## begin MATERIAL FOR THIS TASK

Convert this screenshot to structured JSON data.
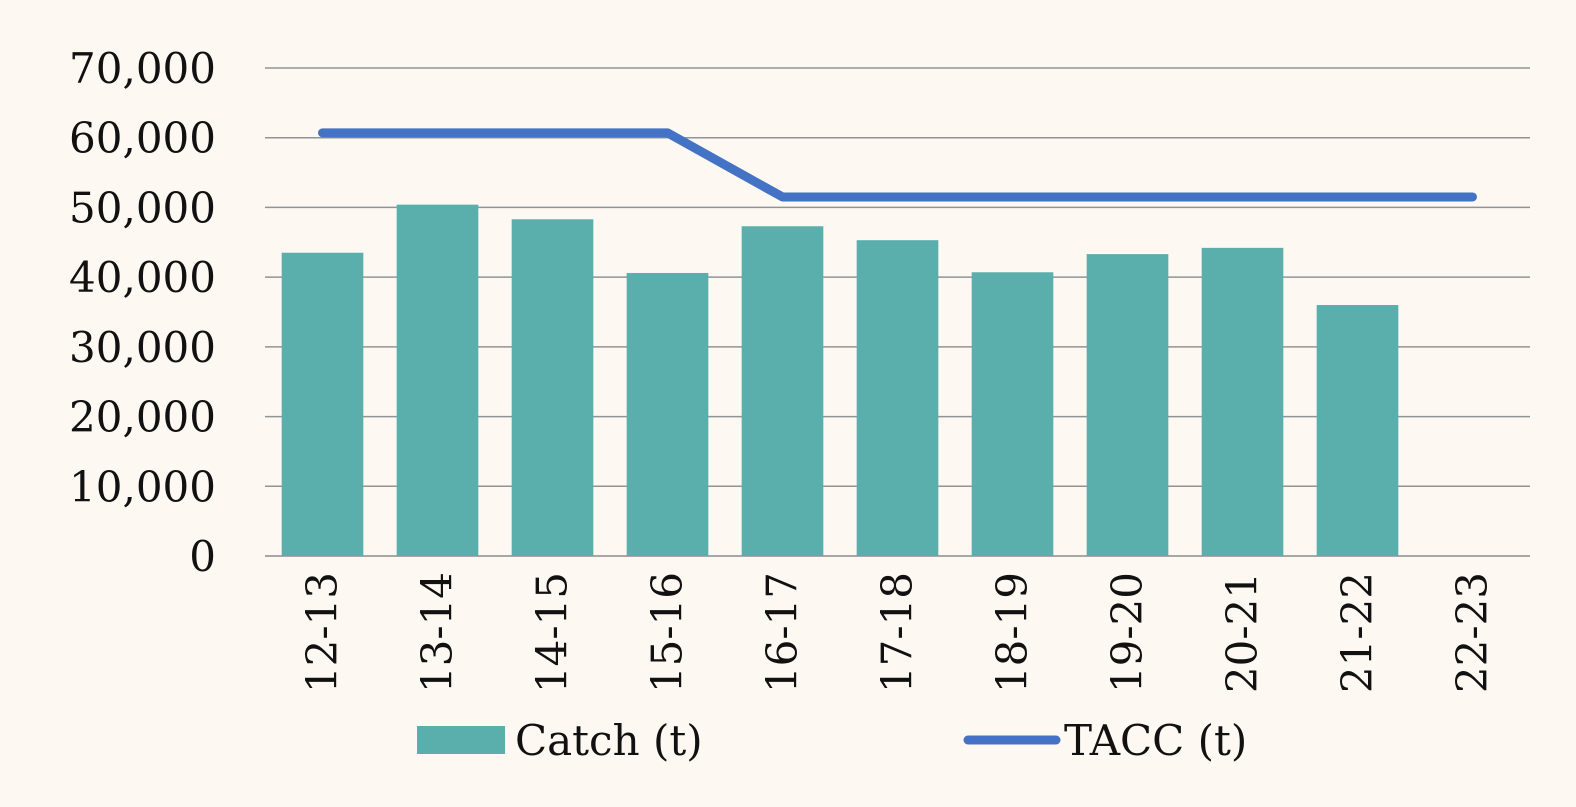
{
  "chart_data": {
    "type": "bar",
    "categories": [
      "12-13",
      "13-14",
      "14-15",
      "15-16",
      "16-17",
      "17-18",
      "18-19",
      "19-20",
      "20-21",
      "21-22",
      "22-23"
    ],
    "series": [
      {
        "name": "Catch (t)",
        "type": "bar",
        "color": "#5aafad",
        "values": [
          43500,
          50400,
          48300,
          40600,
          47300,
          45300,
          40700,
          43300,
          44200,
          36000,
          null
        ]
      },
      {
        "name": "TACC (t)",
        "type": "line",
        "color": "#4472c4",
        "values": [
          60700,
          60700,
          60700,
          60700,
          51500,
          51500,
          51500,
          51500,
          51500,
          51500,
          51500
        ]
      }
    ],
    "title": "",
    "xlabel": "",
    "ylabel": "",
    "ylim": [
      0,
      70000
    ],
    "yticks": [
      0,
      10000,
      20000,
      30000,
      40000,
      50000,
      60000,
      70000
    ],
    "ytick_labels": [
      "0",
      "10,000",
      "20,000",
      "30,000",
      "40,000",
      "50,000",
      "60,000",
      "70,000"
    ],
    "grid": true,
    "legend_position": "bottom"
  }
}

## end MATERIAL FOR THIS TASK

Restate the whole listing above exactly, except for its images.

**OUTPUT FOR THIS TASK**
Convert this screenshot to structured JSON data.
{
  "chart_data": {
    "type": "bar",
    "categories": [
      "12-13",
      "13-14",
      "14-15",
      "15-16",
      "16-17",
      "17-18",
      "18-19",
      "19-20",
      "20-21",
      "21-22",
      "22-23"
    ],
    "series": [
      {
        "name": "Catch (t)",
        "type": "bar",
        "color": "#5aafad",
        "values": [
          43500,
          50400,
          48300,
          40600,
          47300,
          45300,
          40700,
          43300,
          44200,
          36000,
          null
        ]
      },
      {
        "name": "TACC (t)",
        "type": "line",
        "color": "#4472c4",
        "values": [
          60700,
          60700,
          60700,
          60700,
          51500,
          51500,
          51500,
          51500,
          51500,
          51500,
          51500
        ]
      }
    ],
    "title": "",
    "xlabel": "",
    "ylabel": "",
    "ylim": [
      0,
      70000
    ],
    "yticks": [
      0,
      10000,
      20000,
      30000,
      40000,
      50000,
      60000,
      70000
    ],
    "ytick_labels": [
      "0",
      "10,000",
      "20,000",
      "30,000",
      "40,000",
      "50,000",
      "60,000",
      "70,000"
    ],
    "grid": true,
    "legend_position": "bottom"
  }
}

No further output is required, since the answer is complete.